◆ Aim of the exercise
Copy out every line of the records below without any changes, but omit the pictures from your answer.

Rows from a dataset

···

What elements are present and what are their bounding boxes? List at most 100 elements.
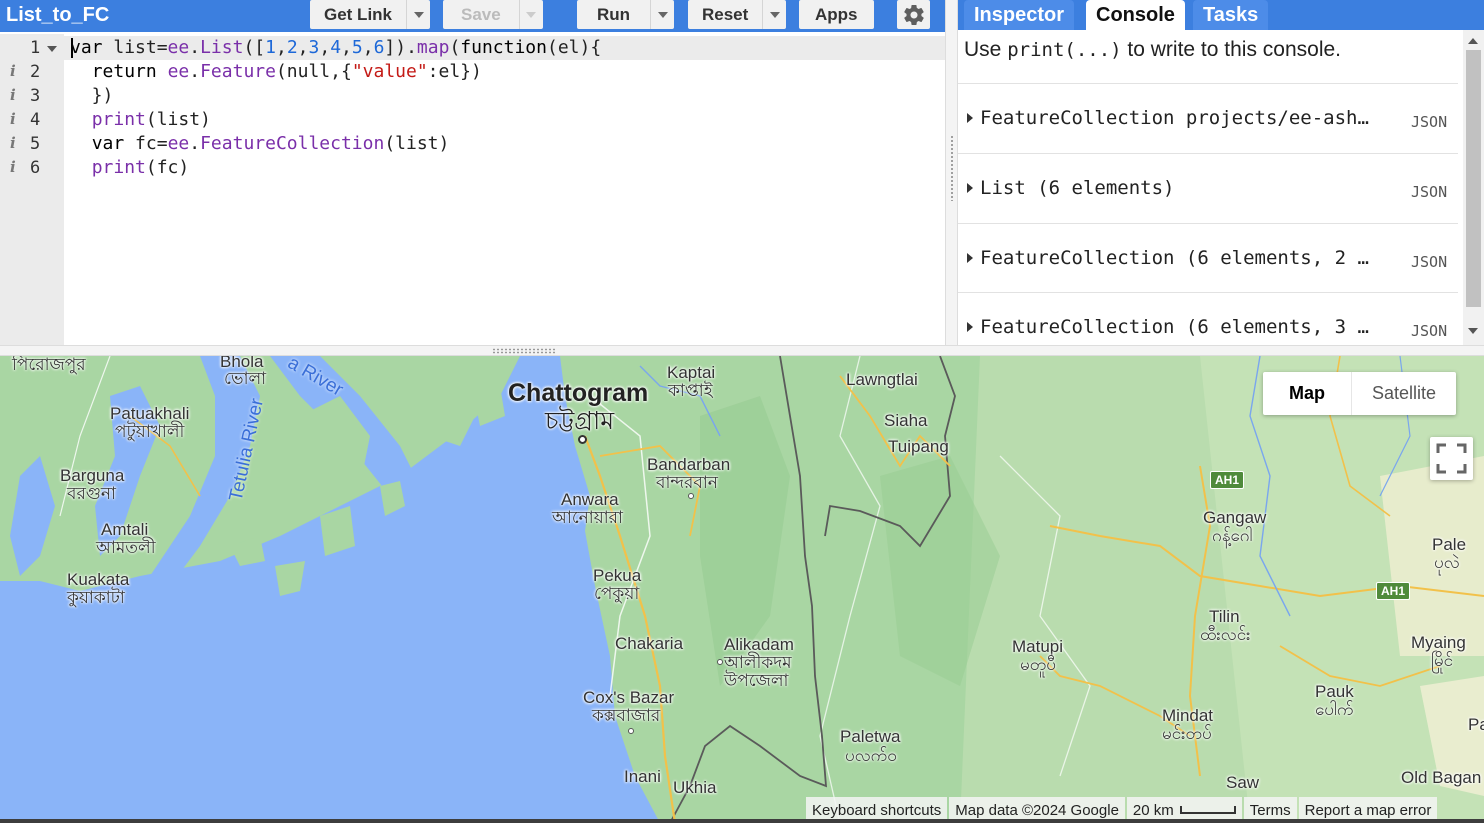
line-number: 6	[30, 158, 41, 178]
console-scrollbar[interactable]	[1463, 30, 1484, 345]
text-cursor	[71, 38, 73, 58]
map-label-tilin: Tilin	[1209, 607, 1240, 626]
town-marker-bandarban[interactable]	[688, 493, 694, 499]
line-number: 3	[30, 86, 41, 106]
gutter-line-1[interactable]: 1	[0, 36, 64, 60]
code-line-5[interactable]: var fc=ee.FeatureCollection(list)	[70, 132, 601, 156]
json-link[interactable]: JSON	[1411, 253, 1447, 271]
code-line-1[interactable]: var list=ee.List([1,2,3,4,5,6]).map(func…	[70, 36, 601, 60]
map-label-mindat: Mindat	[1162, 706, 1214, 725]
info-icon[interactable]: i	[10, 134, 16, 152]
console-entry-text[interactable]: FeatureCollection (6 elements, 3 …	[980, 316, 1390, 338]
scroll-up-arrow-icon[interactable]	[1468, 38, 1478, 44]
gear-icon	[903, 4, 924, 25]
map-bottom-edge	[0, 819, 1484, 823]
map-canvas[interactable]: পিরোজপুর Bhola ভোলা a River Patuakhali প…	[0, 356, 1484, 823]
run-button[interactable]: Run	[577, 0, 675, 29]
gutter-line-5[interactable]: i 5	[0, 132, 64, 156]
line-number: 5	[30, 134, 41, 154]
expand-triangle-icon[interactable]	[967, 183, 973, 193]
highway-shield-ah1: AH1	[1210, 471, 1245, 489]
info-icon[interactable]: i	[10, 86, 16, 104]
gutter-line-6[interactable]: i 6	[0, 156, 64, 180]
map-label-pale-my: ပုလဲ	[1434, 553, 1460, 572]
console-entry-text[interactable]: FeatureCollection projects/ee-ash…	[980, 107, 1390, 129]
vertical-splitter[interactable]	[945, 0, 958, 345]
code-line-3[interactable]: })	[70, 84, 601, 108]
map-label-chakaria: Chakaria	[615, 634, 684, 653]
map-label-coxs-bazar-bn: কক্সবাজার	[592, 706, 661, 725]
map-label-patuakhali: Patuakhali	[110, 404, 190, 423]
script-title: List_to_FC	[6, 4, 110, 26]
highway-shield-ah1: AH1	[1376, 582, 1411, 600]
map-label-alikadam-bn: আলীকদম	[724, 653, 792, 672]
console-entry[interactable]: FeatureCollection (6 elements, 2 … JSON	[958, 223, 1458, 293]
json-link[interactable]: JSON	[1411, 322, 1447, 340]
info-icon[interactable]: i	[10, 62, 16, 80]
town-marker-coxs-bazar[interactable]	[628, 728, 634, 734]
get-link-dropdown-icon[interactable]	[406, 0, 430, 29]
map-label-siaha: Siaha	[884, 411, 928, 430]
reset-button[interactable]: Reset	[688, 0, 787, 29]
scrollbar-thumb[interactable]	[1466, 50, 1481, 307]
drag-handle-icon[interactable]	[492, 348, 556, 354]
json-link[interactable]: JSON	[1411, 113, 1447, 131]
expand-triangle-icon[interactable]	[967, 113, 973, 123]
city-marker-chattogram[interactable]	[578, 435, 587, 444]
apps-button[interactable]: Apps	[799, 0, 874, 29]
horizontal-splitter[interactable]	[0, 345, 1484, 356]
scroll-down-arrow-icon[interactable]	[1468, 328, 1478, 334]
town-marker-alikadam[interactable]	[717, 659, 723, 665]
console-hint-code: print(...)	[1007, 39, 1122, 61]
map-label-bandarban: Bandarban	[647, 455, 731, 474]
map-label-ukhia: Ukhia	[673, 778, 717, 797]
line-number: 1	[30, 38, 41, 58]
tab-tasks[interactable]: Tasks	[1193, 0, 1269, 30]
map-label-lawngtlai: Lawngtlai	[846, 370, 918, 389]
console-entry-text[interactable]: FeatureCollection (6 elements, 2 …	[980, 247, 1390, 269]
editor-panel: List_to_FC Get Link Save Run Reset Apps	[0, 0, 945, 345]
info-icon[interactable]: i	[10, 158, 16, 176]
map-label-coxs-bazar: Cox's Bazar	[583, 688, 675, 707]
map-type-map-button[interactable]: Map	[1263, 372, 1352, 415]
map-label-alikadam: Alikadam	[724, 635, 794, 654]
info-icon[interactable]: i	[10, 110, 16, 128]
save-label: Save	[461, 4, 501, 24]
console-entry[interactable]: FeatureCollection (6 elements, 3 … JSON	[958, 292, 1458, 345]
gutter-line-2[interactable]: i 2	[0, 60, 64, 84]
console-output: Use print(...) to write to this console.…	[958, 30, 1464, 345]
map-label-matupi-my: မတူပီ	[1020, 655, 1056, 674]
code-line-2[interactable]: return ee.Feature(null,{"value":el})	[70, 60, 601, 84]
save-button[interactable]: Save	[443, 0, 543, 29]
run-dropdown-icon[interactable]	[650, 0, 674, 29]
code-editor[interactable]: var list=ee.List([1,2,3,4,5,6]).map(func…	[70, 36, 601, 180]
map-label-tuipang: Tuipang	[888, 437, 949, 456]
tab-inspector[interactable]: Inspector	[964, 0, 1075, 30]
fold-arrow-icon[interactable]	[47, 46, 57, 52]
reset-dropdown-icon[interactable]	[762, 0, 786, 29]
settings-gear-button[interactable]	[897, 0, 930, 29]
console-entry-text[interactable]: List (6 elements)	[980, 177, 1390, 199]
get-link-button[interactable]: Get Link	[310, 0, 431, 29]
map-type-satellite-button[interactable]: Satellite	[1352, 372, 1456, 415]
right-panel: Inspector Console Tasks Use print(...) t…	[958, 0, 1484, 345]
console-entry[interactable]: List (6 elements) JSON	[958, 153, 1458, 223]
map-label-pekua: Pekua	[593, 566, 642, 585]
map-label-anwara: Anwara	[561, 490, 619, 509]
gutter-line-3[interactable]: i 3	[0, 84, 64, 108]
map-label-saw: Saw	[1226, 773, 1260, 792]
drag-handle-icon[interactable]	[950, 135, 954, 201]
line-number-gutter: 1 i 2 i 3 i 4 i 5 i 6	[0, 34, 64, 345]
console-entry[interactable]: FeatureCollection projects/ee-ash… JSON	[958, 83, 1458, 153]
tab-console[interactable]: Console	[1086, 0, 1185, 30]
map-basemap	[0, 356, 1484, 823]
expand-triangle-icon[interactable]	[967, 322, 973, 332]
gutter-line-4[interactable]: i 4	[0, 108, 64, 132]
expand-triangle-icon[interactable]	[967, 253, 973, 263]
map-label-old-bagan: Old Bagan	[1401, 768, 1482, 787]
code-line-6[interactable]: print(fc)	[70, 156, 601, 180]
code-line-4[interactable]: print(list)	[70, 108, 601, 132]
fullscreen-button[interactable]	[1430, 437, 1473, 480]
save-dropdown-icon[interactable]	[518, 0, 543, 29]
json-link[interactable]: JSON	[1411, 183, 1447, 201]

···

◆ Worked answer
What elements are present and what are their bounding boxes? List at most 100 elements.
line-number: 6	[30, 158, 41, 178]
console-scrollbar[interactable]	[1463, 30, 1484, 345]
text-cursor	[71, 38, 73, 58]
map-label-tilin: Tilin	[1209, 607, 1240, 626]
town-marker-bandarban[interactable]	[688, 493, 694, 499]
line-number: 3	[30, 86, 41, 106]
gutter-line-1[interactable]: 1	[0, 36, 64, 60]
code-line-5[interactable]: var fc=ee.FeatureCollection(list)	[70, 132, 601, 156]
json-link[interactable]: JSON	[1411, 253, 1447, 271]
code-line-1[interactable]: var list=ee.List([1,2,3,4,5,6]).map(func…	[70, 36, 601, 60]
map-label-mindat: Mindat	[1162, 706, 1214, 725]
info-icon[interactable]: i	[10, 134, 16, 152]
console-entry-text[interactable]: FeatureCollection (6 elements, 3 …	[980, 316, 1390, 338]
scroll-up-arrow-icon[interactable]	[1468, 38, 1478, 44]
gear-icon	[903, 4, 924, 25]
map-bottom-edge	[0, 819, 1484, 823]
map-canvas[interactable]: পিরোজপুর Bhola ভোলা a River Patuakhali প…	[0, 356, 1484, 823]
run-button[interactable]: Run	[577, 0, 675, 29]
gutter-line-5[interactable]: i 5	[0, 132, 64, 156]
line-number: 5	[30, 134, 41, 154]
expand-triangle-icon[interactable]	[967, 183, 973, 193]
highway-shield-ah1: AH1	[1210, 471, 1245, 489]
info-icon[interactable]: i	[10, 86, 16, 104]
gutter-line-6[interactable]: i 6	[0, 156, 64, 180]
map-label-pale-my: ပုလဲ	[1434, 553, 1460, 572]
console-entry-text[interactable]: FeatureCollection projects/ee-ash…	[980, 107, 1390, 129]
vertical-splitter[interactable]	[945, 0, 958, 345]
code-line-3[interactable]: })	[70, 84, 601, 108]
map-label-chakaria: Chakaria	[615, 634, 684, 653]
map-label-coxs-bazar-bn: কক্সবাজার	[592, 706, 661, 725]
map-label-patuakhali: Patuakhali	[110, 404, 190, 423]
script-title: List_to_FC	[6, 4, 110, 26]
highway-shield-ah1: AH1	[1376, 582, 1411, 600]
map-label-alikadam-bn: আলীকদম	[724, 653, 792, 672]
console-entry[interactable]: FeatureCollection (6 elements, 2 … JSON	[958, 223, 1458, 293]
json-link[interactable]: JSON	[1411, 322, 1447, 340]
info-icon[interactable]: i	[10, 62, 16, 80]
town-marker-coxs-bazar[interactable]	[628, 728, 634, 734]
get-link-dropdown-icon[interactable]	[406, 0, 430, 29]
map-label-siaha: Siaha	[884, 411, 928, 430]
reset-button[interactable]: Reset	[688, 0, 787, 29]
scrollbar-thumb[interactable]	[1466, 50, 1481, 307]
drag-handle-icon[interactable]	[492, 348, 556, 354]
json-link[interactable]: JSON	[1411, 113, 1447, 131]
expand-triangle-icon[interactable]	[967, 113, 973, 123]
city-marker-chattogram[interactable]	[578, 435, 587, 444]
apps-button[interactable]: Apps	[799, 0, 874, 29]
horizontal-splitter[interactable]	[0, 345, 1484, 356]
scroll-down-arrow-icon[interactable]	[1468, 328, 1478, 334]
town-marker-alikadam[interactable]	[717, 659, 723, 665]
console-hint-code: print(...)	[1007, 39, 1122, 61]
map-label-bandarban: Bandarban	[647, 455, 731, 474]
map-label-ukhia: Ukhia	[673, 778, 717, 797]
line-number: 1	[30, 38, 41, 58]
tab-tasks[interactable]: Tasks	[1193, 0, 1269, 30]
map-label-lawngtlai: Lawngtlai	[846, 370, 918, 389]
console-entry-text[interactable]: FeatureCollection (6 elements, 2 …	[980, 247, 1390, 269]
editor-panel: List_to_FC Get Link Save Run Reset Apps	[0, 0, 945, 345]
info-icon[interactable]: i	[10, 158, 16, 176]
map-label-coxs-bazar: Cox's Bazar	[583, 688, 675, 707]
map-type-map-button[interactable]: Map	[1263, 372, 1352, 415]
map-label-alikadam: Alikadam	[724, 635, 794, 654]
info-icon[interactable]: i	[10, 110, 16, 128]
save-label: Save	[461, 4, 501, 24]
console-entry[interactable]: FeatureCollection (6 elements, 3 … JSON	[958, 292, 1458, 345]
gutter-line-2[interactable]: i 2	[0, 60, 64, 84]
console-output: Use print(...) to write to this console.…	[958, 30, 1464, 345]
map-label-matupi-my: မတူပီ	[1020, 655, 1056, 674]
code-line-2[interactable]: return ee.Feature(null,{"value":el})	[70, 60, 601, 84]
save-button[interactable]: Save	[443, 0, 543, 29]
run-dropdown-icon[interactable]	[650, 0, 674, 29]
code-editor[interactable]: var list=ee.List([1,2,3,4,5,6]).map(func…	[70, 36, 601, 180]
map-label-tuipang: Tuipang	[888, 437, 949, 456]
tab-inspector[interactable]: Inspector	[964, 0, 1075, 30]
fold-arrow-icon[interactable]	[47, 46, 57, 52]
reset-dropdown-icon[interactable]	[762, 0, 786, 29]
settings-gear-button[interactable]	[897, 0, 930, 29]
console-entry-text[interactable]: List (6 elements)	[980, 177, 1390, 199]
get-link-button[interactable]: Get Link	[310, 0, 431, 29]
map-type-satellite-button[interactable]: Satellite	[1352, 372, 1456, 415]
right-panel: Inspector Console Tasks Use print(...) t…	[958, 0, 1484, 345]
console-entry[interactable]: List (6 elements) JSON	[958, 153, 1458, 223]
map-label-pekua: Pekua	[593, 566, 642, 585]
map-label-anwara: Anwara	[561, 490, 619, 509]
gutter-line-3[interactable]: i 3	[0, 84, 64, 108]
map-label-saw: Saw	[1226, 773, 1260, 792]
drag-handle-icon[interactable]	[950, 135, 954, 201]
line-number-gutter: 1 i 2 i 3 i 4 i 5 i 6	[0, 34, 64, 345]
console-entry[interactable]: FeatureCollection projects/ee-ash… JSON	[958, 83, 1458, 153]
tab-console[interactable]: Console	[1086, 0, 1185, 30]
map-basemap	[0, 356, 1484, 823]
expand-triangle-icon[interactable]	[967, 322, 973, 332]
gutter-line-4[interactable]: i 4	[0, 108, 64, 132]
expand-triangle-icon[interactable]	[967, 253, 973, 263]
map-label-old-bagan: Old Bagan	[1401, 768, 1482, 787]
code-line-6[interactable]: print(fc)	[70, 156, 601, 180]
code-line-4[interactable]: print(list)	[70, 108, 601, 132]
fullscreen-button[interactable]	[1430, 437, 1473, 480]
save-dropdown-icon[interactable]	[518, 0, 543, 29]
json-link[interactable]: JSON	[1411, 183, 1447, 201]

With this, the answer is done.